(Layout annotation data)
***

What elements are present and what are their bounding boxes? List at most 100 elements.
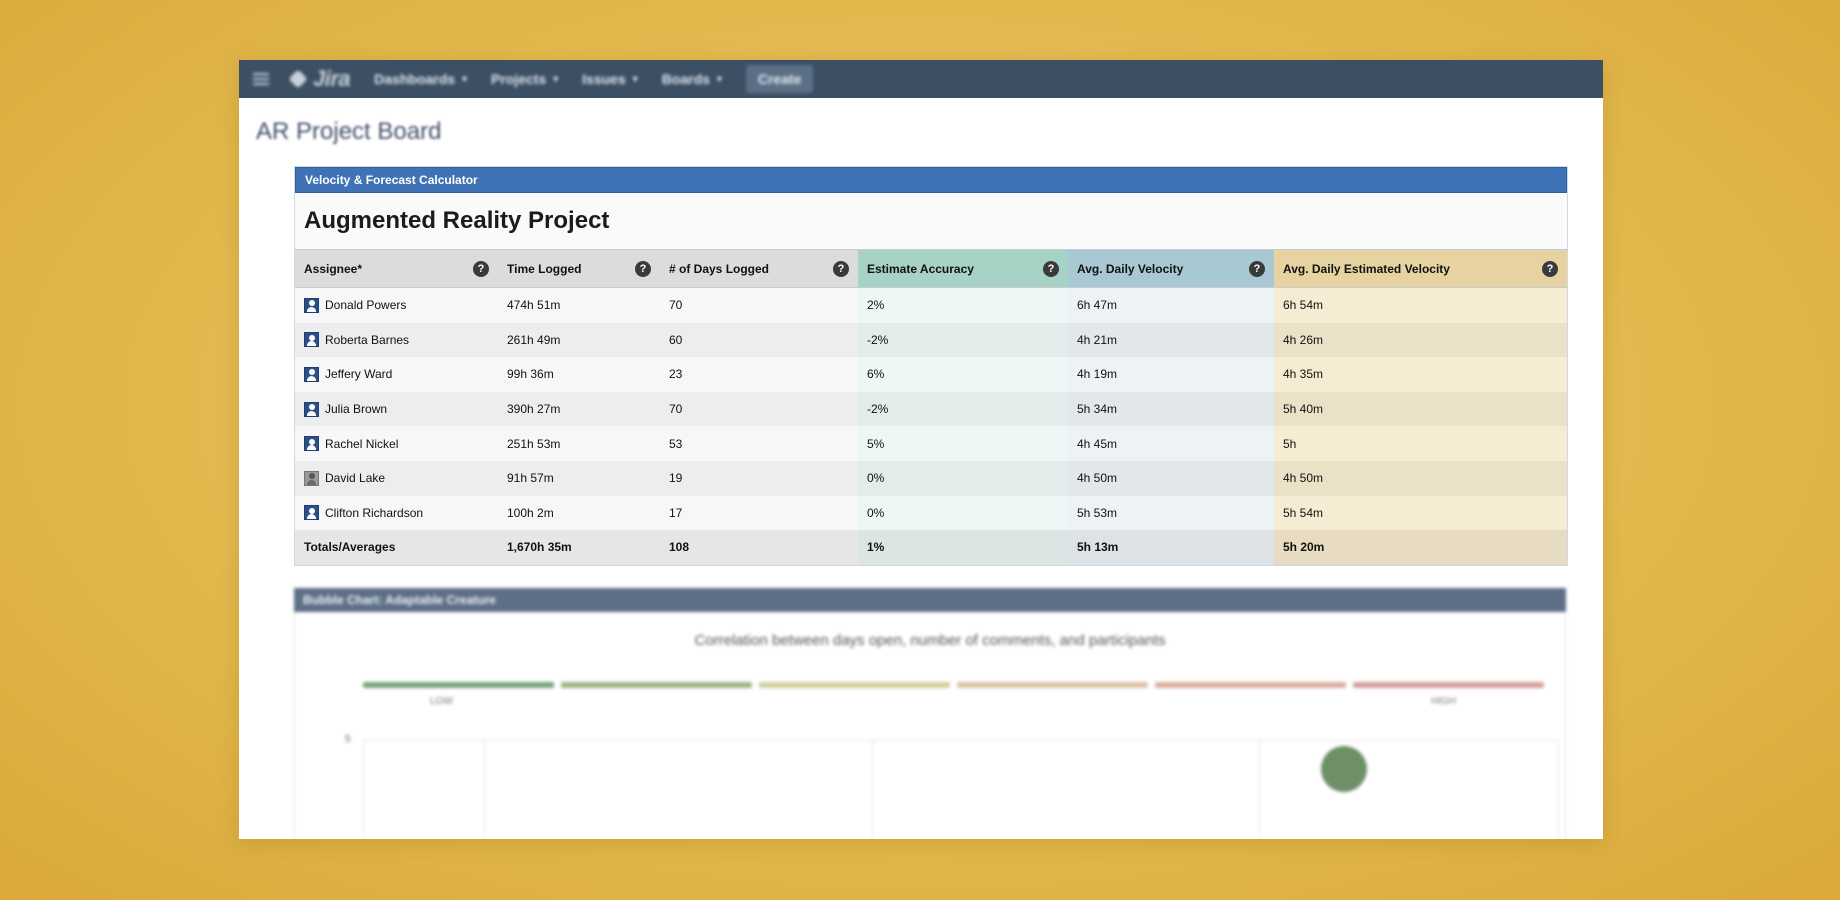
assignee-name: Donald Powers bbox=[325, 298, 407, 313]
average-daily-velocity: 5h 13m bbox=[1068, 530, 1274, 565]
chevron-down-icon: ▼ bbox=[460, 74, 469, 84]
total-time-logged: 1,670h 35m bbox=[498, 530, 660, 565]
legend-segment bbox=[1353, 682, 1544, 688]
bubble-chart-subtitle: Correlation between days open, number of… bbox=[694, 632, 1166, 649]
nav-projects[interactable]: Projects ▼ bbox=[491, 71, 560, 87]
jira-logo[interactable]: Jira bbox=[288, 66, 351, 92]
daily-velocity-cell: 4h 21m bbox=[1068, 322, 1274, 358]
user-avatar-icon bbox=[304, 366, 319, 382]
days-logged-cell: 70 bbox=[660, 391, 858, 427]
gadget-header[interactable]: Velocity & Forecast Calculator bbox=[295, 167, 1567, 193]
accuracy-cell: -2% bbox=[858, 391, 1068, 427]
average-estimated-velocity: 5h 20m bbox=[1274, 530, 1567, 565]
nav-boards[interactable]: Boards ▼ bbox=[662, 71, 724, 87]
user-avatar-icon bbox=[304, 297, 319, 313]
bubble-plot-area bbox=[363, 740, 1559, 839]
nav-dashboards[interactable]: Dashboards ▼ bbox=[374, 71, 469, 87]
daily-velocity-cell: 6h 47m bbox=[1068, 287, 1274, 323]
column-header-estimated-velocity[interactable]: Avg. Daily Estimated Velocity? bbox=[1274, 249, 1567, 288]
column-label: Estimate Accuracy bbox=[867, 261, 974, 276]
time-logged-cell: 261h 49m bbox=[498, 322, 660, 358]
data-bubble[interactable] bbox=[1321, 746, 1367, 792]
help-icon[interactable]: ? bbox=[833, 260, 849, 277]
column-header-assignee[interactable]: Assignee*? bbox=[295, 249, 498, 288]
accuracy-cell: -2% bbox=[858, 322, 1068, 358]
assignee-cell[interactable]: Julia Brown bbox=[295, 391, 498, 427]
nav-projects-label: Projects bbox=[491, 71, 547, 87]
bubble-chart-gadget: Bubble Chart: Adaptable Creature Correla… bbox=[294, 588, 1566, 839]
help-icon[interactable]: ? bbox=[1043, 260, 1059, 277]
assignee-cell[interactable]: David Lake bbox=[295, 460, 498, 496]
average-accuracy: 1% bbox=[858, 530, 1068, 565]
user-avatar-icon bbox=[304, 505, 319, 521]
table-row: Donald Powers 474h 51m 70 2% 6h 47m 6h 5… bbox=[295, 287, 1567, 323]
assignee-name: David Lake bbox=[325, 471, 386, 486]
nav-dashboards-label: Dashboards bbox=[374, 71, 456, 87]
y-axis-tick: 5 bbox=[345, 734, 351, 745]
time-logged-cell: 390h 27m bbox=[498, 391, 660, 427]
totals-row: Totals/Averages 1,670h 35m 108 1% 5h 13m… bbox=[295, 530, 1567, 565]
column-label: Time Logged bbox=[507, 261, 582, 276]
table-row: Julia Brown 390h 27m 70 -2% 5h 34m 5h 40… bbox=[295, 391, 1567, 427]
estimated-velocity-cell: 4h 35m bbox=[1274, 357, 1567, 392]
estimated-velocity-cell: 4h 26m bbox=[1274, 322, 1567, 358]
velocity-gadget: Velocity & Forecast Calculator Augmented… bbox=[294, 166, 1568, 566]
column-header-time-logged[interactable]: Time Logged? bbox=[498, 249, 660, 288]
column-label: # of Days Logged bbox=[669, 261, 770, 276]
days-logged-cell: 23 bbox=[660, 357, 858, 392]
column-header-daily-velocity[interactable]: Avg. Daily Velocity? bbox=[1068, 249, 1274, 288]
assignee-name: Roberta Barnes bbox=[325, 332, 410, 347]
column-label: Avg. Daily Velocity bbox=[1077, 261, 1184, 276]
grid-line bbox=[1259, 741, 1260, 839]
totals-label: Totals/Averages bbox=[295, 530, 498, 565]
help-icon[interactable]: ? bbox=[473, 260, 489, 277]
assignee-cell[interactable]: Rachel Nickel bbox=[295, 426, 498, 461]
help-icon[interactable]: ? bbox=[1542, 260, 1558, 277]
user-avatar-icon bbox=[304, 332, 319, 348]
days-logged-cell: 53 bbox=[660, 426, 858, 461]
daily-velocity-cell: 4h 45m bbox=[1068, 426, 1274, 461]
bubble-chart-header[interactable]: Bubble Chart: Adaptable Creature bbox=[294, 588, 1566, 612]
table-row: Roberta Barnes 261h 49m 60 -2% 4h 21m 4h… bbox=[295, 322, 1567, 358]
grid-line bbox=[484, 741, 485, 839]
time-logged-cell: 251h 53m bbox=[498, 426, 660, 461]
table-row: Rachel Nickel 251h 53m 53 5% 4h 45m 5h bbox=[295, 426, 1567, 461]
assignee-cell[interactable]: Donald Powers bbox=[295, 287, 498, 323]
column-label: Avg. Daily Estimated Velocity bbox=[1283, 261, 1450, 276]
daily-velocity-cell: 5h 34m bbox=[1068, 391, 1274, 427]
help-icon[interactable]: ? bbox=[1249, 260, 1265, 277]
legend-segment bbox=[561, 682, 752, 688]
help-icon[interactable]: ? bbox=[635, 260, 651, 277]
time-logged-cell: 99h 36m bbox=[498, 357, 660, 392]
accuracy-cell: 0% bbox=[858, 495, 1068, 531]
assignee-cell[interactable]: Roberta Barnes bbox=[295, 322, 498, 358]
assignee-cell[interactable]: Jeffery Ward bbox=[295, 357, 498, 392]
assignee-name: Rachel Nickel bbox=[325, 436, 399, 451]
accuracy-cell: 0% bbox=[858, 460, 1068, 496]
table-row: David Lake 91h 57m 19 0% 4h 50m 4h 50m bbox=[295, 460, 1567, 496]
jira-wordmark: Jira bbox=[313, 66, 351, 91]
accuracy-cell: 5% bbox=[858, 426, 1068, 461]
legend-high-label: HIGH bbox=[1431, 696, 1456, 707]
days-logged-cell: 17 bbox=[660, 495, 858, 531]
nav-issues[interactable]: Issues ▼ bbox=[582, 71, 640, 87]
estimated-velocity-cell: 6h 54m bbox=[1274, 287, 1567, 323]
jira-mark-icon bbox=[288, 69, 308, 89]
nav-blurred-content: Jira Dashboards ▼ Projects ▼ Issues ▼ Board… bbox=[253, 65, 814, 93]
assignee-cell[interactable]: Clifton Richardson bbox=[295, 495, 498, 531]
estimated-velocity-cell: 4h 50m bbox=[1274, 460, 1567, 496]
column-header-days-logged[interactable]: # of Days Logged? bbox=[660, 249, 858, 288]
app-switcher-icon[interactable] bbox=[253, 73, 269, 85]
daily-velocity-cell: 5h 53m bbox=[1068, 495, 1274, 531]
assignee-name: Clifton Richardson bbox=[325, 505, 424, 520]
legend-segment bbox=[759, 682, 950, 688]
user-avatar-icon bbox=[304, 436, 319, 452]
create-button[interactable]: Create bbox=[745, 65, 814, 93]
chevron-down-icon: ▼ bbox=[714, 74, 724, 84]
total-days-logged: 108 bbox=[660, 530, 858, 565]
column-header-estimate-accuracy[interactable]: Estimate Accuracy? bbox=[858, 249, 1068, 288]
time-logged-cell: 91h 57m bbox=[498, 460, 660, 496]
page-title: AR Project Board bbox=[256, 118, 442, 145]
assignee-name: Jeffery Ward bbox=[325, 367, 393, 382]
table-row: Clifton Richardson 100h 2m 17 0% 5h 53m … bbox=[295, 495, 1567, 531]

***

Reproduce all the records with "profile-picture-icon" substituted for each "user-avatar-icon", changing nothing else. Omit the pictures.

**Response for this exercise:**
What elements are present and what are their bounding boxes? List at most 100 elements.
assignee-name: Donald Powers bbox=[325, 298, 407, 313]
average-daily-velocity: 5h 13m bbox=[1068, 530, 1274, 565]
chevron-down-icon: ▼ bbox=[460, 74, 469, 84]
total-time-logged: 1,670h 35m bbox=[498, 530, 660, 565]
legend-segment bbox=[1353, 682, 1544, 688]
bubble-chart-subtitle: Correlation between days open, number of… bbox=[694, 632, 1166, 649]
nav-projects[interactable]: Projects ▼ bbox=[491, 71, 560, 87]
jira-logo[interactable]: Jira bbox=[288, 66, 351, 92]
daily-velocity-cell: 4h 21m bbox=[1068, 322, 1274, 358]
profile-picture-icon bbox=[304, 366, 319, 382]
days-logged-cell: 70 bbox=[660, 391, 858, 427]
gadget-header[interactable]: Velocity & Forecast Calculator bbox=[295, 167, 1567, 193]
accuracy-cell: -2% bbox=[858, 391, 1068, 427]
average-estimated-velocity: 5h 20m bbox=[1274, 530, 1567, 565]
nav-boards[interactable]: Boards ▼ bbox=[662, 71, 724, 87]
profile-picture-icon bbox=[304, 297, 319, 313]
bubble-plot-area bbox=[363, 740, 1559, 839]
nav-dashboards[interactable]: Dashboards ▼ bbox=[374, 71, 469, 87]
daily-velocity-cell: 6h 47m bbox=[1068, 287, 1274, 323]
column-header-estimated-velocity[interactable]: Avg. Daily Estimated Velocity? bbox=[1274, 249, 1567, 288]
column-label: Estimate Accuracy bbox=[867, 261, 974, 276]
time-logged-cell: 261h 49m bbox=[498, 322, 660, 358]
data-bubble[interactable] bbox=[1321, 746, 1367, 792]
help-icon[interactable]: ? bbox=[833, 260, 849, 277]
column-header-assignee[interactable]: Assignee*? bbox=[295, 249, 498, 288]
accuracy-cell: -2% bbox=[858, 322, 1068, 358]
assignee-cell[interactable]: Julia Brown bbox=[295, 391, 498, 427]
nav-projects-label: Projects bbox=[491, 71, 547, 87]
bubble-chart-gadget: Bubble Chart: Adaptable Creature Correla… bbox=[294, 588, 1566, 839]
help-icon[interactable]: ? bbox=[1043, 260, 1059, 277]
assignee-cell[interactable]: David Lake bbox=[295, 460, 498, 496]
average-accuracy: 1% bbox=[858, 530, 1068, 565]
profile-picture-icon bbox=[304, 505, 319, 521]
table-row: Donald Powers 474h 51m 70 2% 6h 47m 6h 5… bbox=[295, 287, 1567, 323]
assignee-name: David Lake bbox=[325, 471, 386, 486]
nav-dashboards-label: Dashboards bbox=[374, 71, 456, 87]
y-axis-tick: 5 bbox=[345, 734, 351, 745]
time-logged-cell: 390h 27m bbox=[498, 391, 660, 427]
totals-row: Totals/Averages 1,670h 35m 108 1% 5h 13m… bbox=[295, 530, 1567, 565]
column-label: Time Logged bbox=[507, 261, 582, 276]
table-row: Julia Brown 390h 27m 70 -2% 5h 34m 5h 40… bbox=[295, 391, 1567, 427]
estimated-velocity-cell: 4h 35m bbox=[1274, 357, 1567, 392]
estimated-velocity-cell: 4h 26m bbox=[1274, 322, 1567, 358]
velocity-gadget: Velocity & Forecast Calculator Augmented… bbox=[294, 166, 1568, 566]
column-header-time-logged[interactable]: Time Logged? bbox=[498, 249, 660, 288]
column-label: # of Days Logged bbox=[669, 261, 770, 276]
days-logged-cell: 23 bbox=[660, 357, 858, 392]
column-header-daily-velocity[interactable]: Avg. Daily Velocity? bbox=[1068, 249, 1274, 288]
assignee-name: Roberta Barnes bbox=[325, 332, 410, 347]
column-label: Avg. Daily Velocity bbox=[1077, 261, 1184, 276]
grid-line bbox=[1259, 741, 1260, 839]
totals-label: Totals/Averages bbox=[295, 530, 498, 565]
help-icon[interactable]: ? bbox=[473, 260, 489, 277]
assignee-cell[interactable]: Rachel Nickel bbox=[295, 426, 498, 461]
help-icon[interactable]: ? bbox=[1542, 260, 1558, 277]
profile-picture-icon bbox=[304, 332, 319, 348]
days-logged-cell: 53 bbox=[660, 426, 858, 461]
daily-velocity-cell: 4h 45m bbox=[1068, 426, 1274, 461]
bubble-chart-header[interactable]: Bubble Chart: Adaptable Creature bbox=[294, 588, 1566, 612]
table-row: Roberta Barnes 261h 49m 60 -2% 4h 21m 4h… bbox=[295, 322, 1567, 358]
grid-line bbox=[484, 741, 485, 839]
time-logged-cell: 251h 53m bbox=[498, 426, 660, 461]
table-row: Rachel Nickel 251h 53m 53 5% 4h 45m 5h bbox=[295, 426, 1567, 461]
assignee-cell[interactable]: Donald Powers bbox=[295, 287, 498, 323]
column-label: Avg. Daily Estimated Velocity bbox=[1283, 261, 1450, 276]
daily-velocity-cell: 5h 34m bbox=[1068, 391, 1274, 427]
help-icon[interactable]: ? bbox=[1249, 260, 1265, 277]
legend-segment bbox=[561, 682, 752, 688]
help-icon[interactable]: ? bbox=[635, 260, 651, 277]
time-logged-cell: 99h 36m bbox=[498, 357, 660, 392]
accuracy-cell: 0% bbox=[858, 495, 1068, 531]
assignee-cell[interactable]: Roberta Barnes bbox=[295, 322, 498, 358]
assignee-cell[interactable]: Jeffery Ward bbox=[295, 357, 498, 392]
assignee-name: Rachel Nickel bbox=[325, 436, 399, 451]
accuracy-cell: 0% bbox=[858, 460, 1068, 496]
table-row: David Lake 91h 57m 19 0% 4h 50m 4h 50m bbox=[295, 460, 1567, 496]
jira-wordmark: Jira bbox=[313, 66, 351, 91]
accuracy-cell: 5% bbox=[858, 426, 1068, 461]
legend-high-label: HIGH bbox=[1431, 696, 1456, 707]
days-logged-cell: 17 bbox=[660, 495, 858, 531]
nav-issues[interactable]: Issues ▼ bbox=[582, 71, 640, 87]
estimated-velocity-cell: 6h 54m bbox=[1274, 287, 1567, 323]
jira-mark-icon bbox=[288, 69, 308, 89]
nav-blurred-content: Jira Dashboards ▼ Projects ▼ Issues ▼ Board… bbox=[253, 65, 814, 93]
assignee-cell[interactable]: Clifton Richardson bbox=[295, 495, 498, 531]
estimated-velocity-cell: 4h 50m bbox=[1274, 460, 1567, 496]
column-header-days-logged[interactable]: # of Days Logged? bbox=[660, 249, 858, 288]
app-switcher-icon[interactable] bbox=[253, 73, 269, 85]
daily-velocity-cell: 5h 53m bbox=[1068, 495, 1274, 531]
assignee-name: Clifton Richardson bbox=[325, 505, 424, 520]
legend-segment bbox=[759, 682, 950, 688]
profile-picture-icon bbox=[304, 436, 319, 452]
create-button[interactable]: Create bbox=[745, 65, 814, 93]
chevron-down-icon: ▼ bbox=[714, 74, 724, 84]
total-days-logged: 108 bbox=[660, 530, 858, 565]
column-header-estimate-accuracy[interactable]: Estimate Accuracy? bbox=[858, 249, 1068, 288]
time-logged-cell: 91h 57m bbox=[498, 460, 660, 496]
page-title: AR Project Board bbox=[256, 118, 442, 145]
assignee-name: Jeffery Ward bbox=[325, 367, 393, 382]
table-row: Clifton Richardson 100h 2m 17 0% 5h 53m … bbox=[295, 495, 1567, 531]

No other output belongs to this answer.